Material provided:
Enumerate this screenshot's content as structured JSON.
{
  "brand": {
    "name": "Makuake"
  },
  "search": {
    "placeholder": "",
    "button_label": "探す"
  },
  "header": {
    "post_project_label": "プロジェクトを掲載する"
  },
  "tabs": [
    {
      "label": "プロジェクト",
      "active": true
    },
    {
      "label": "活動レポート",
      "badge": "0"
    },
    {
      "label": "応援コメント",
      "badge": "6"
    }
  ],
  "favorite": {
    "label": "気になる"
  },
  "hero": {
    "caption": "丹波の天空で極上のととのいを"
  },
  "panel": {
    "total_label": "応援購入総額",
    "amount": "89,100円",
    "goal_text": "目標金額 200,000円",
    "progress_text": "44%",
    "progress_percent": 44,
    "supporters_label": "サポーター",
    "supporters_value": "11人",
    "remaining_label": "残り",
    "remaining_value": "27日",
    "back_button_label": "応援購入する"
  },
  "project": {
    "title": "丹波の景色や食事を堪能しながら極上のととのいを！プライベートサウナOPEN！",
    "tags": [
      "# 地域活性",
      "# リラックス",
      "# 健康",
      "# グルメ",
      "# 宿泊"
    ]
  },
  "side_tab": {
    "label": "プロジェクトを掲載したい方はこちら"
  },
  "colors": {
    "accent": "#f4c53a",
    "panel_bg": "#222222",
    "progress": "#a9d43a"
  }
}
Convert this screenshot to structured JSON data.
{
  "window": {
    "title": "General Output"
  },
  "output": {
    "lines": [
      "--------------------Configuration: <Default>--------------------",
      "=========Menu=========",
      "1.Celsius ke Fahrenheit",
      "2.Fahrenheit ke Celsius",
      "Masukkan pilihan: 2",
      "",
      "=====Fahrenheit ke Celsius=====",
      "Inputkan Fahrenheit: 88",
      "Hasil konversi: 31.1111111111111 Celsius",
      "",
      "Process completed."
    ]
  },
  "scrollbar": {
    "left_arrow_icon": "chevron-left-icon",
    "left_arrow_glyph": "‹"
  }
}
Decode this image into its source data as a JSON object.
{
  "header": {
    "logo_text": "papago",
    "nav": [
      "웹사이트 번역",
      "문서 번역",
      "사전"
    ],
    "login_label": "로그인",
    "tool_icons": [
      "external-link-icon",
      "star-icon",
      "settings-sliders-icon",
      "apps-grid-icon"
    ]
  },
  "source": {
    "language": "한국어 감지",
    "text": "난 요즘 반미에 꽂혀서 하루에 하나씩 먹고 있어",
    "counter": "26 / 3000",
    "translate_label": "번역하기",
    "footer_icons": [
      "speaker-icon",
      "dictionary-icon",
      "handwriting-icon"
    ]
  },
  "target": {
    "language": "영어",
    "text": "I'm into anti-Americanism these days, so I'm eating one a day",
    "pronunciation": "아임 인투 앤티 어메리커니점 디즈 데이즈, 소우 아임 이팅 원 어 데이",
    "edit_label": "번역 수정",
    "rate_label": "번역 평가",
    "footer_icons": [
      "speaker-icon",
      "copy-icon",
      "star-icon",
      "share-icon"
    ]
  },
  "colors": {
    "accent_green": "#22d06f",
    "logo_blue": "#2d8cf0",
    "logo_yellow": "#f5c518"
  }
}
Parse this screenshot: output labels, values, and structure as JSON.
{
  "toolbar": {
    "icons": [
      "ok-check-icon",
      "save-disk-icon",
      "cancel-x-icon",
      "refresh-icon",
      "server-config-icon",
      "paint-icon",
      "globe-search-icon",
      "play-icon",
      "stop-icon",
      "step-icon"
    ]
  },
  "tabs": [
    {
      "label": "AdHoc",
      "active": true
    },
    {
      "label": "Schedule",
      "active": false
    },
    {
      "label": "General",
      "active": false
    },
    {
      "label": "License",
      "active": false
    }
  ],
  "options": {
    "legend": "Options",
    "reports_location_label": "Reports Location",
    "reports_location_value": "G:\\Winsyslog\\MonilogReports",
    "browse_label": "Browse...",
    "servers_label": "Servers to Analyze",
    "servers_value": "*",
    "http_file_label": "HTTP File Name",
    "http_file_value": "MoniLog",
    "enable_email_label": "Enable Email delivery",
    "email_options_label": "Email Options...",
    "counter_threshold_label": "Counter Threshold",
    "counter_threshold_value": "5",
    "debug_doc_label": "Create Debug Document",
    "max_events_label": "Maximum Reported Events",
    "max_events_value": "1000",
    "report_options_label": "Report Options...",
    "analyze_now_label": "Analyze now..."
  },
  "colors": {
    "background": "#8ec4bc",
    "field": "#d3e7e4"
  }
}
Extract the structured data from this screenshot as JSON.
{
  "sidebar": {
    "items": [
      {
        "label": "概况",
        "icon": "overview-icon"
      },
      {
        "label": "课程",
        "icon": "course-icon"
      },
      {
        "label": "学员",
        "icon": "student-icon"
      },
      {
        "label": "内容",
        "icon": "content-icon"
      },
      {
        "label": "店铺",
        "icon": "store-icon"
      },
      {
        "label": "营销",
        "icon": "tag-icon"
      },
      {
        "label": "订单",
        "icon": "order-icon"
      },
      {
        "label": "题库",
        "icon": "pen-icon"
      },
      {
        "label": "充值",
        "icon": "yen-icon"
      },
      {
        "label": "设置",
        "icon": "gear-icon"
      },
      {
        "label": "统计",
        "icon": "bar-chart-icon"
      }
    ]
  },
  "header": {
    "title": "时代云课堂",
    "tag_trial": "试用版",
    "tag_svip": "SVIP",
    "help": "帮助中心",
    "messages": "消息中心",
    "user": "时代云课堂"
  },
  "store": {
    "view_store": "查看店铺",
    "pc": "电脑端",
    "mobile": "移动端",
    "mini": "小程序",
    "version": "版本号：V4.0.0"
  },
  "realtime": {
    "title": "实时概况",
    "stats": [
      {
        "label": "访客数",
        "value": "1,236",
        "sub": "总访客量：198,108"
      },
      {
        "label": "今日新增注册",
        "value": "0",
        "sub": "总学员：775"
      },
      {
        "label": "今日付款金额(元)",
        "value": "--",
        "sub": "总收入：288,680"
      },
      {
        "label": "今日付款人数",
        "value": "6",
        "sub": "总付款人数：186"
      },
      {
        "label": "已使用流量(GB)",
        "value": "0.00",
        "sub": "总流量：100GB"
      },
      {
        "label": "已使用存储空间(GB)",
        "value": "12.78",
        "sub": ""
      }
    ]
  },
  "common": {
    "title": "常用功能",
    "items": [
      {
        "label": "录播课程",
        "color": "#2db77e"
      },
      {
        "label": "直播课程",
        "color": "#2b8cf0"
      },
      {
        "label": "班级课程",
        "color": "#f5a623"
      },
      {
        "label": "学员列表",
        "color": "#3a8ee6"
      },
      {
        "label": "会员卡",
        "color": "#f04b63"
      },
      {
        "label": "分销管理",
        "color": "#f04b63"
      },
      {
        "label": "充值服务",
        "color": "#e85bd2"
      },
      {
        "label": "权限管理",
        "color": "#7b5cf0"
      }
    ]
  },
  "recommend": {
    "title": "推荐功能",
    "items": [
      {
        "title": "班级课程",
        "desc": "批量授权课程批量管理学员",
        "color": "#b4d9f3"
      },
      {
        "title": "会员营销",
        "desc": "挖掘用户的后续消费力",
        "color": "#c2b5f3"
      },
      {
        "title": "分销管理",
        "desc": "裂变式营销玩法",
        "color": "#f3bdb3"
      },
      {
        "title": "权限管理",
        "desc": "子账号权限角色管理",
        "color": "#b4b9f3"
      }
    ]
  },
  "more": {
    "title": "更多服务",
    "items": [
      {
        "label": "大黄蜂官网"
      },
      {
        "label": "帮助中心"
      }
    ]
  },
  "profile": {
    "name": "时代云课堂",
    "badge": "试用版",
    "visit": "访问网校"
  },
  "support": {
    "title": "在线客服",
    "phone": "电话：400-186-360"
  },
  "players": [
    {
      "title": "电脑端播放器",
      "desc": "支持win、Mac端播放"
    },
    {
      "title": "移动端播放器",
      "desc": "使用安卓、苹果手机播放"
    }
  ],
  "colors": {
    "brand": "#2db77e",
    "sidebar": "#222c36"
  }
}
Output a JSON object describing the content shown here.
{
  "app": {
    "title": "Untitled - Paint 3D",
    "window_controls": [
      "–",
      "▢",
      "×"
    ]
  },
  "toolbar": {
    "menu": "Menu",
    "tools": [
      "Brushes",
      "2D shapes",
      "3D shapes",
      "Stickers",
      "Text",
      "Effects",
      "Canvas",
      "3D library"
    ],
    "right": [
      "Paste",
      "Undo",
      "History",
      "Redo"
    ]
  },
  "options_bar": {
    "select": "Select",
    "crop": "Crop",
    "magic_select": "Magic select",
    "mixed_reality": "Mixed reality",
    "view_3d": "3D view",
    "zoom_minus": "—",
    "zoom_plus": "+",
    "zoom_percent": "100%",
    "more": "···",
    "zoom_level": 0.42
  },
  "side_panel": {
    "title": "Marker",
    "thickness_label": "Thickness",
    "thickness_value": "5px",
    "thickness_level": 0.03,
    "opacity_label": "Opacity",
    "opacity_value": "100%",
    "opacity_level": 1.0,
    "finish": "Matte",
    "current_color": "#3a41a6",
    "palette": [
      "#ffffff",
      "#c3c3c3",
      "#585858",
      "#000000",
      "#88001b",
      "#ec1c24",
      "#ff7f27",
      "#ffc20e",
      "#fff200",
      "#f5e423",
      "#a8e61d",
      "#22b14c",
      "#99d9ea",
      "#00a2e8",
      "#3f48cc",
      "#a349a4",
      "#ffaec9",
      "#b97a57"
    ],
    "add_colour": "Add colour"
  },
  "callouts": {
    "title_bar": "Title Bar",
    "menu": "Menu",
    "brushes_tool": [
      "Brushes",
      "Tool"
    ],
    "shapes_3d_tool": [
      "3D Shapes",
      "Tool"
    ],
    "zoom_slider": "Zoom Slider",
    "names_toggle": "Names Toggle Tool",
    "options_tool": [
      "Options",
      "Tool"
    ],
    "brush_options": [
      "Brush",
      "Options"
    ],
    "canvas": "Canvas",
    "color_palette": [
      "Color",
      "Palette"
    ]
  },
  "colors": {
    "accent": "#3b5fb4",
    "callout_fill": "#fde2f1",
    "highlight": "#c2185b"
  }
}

Instructions for the task: Gather from the entries above all lines that include the string "select".

Solution to the exercise:
    "select": "Select",
    "magic_select": "Magic select",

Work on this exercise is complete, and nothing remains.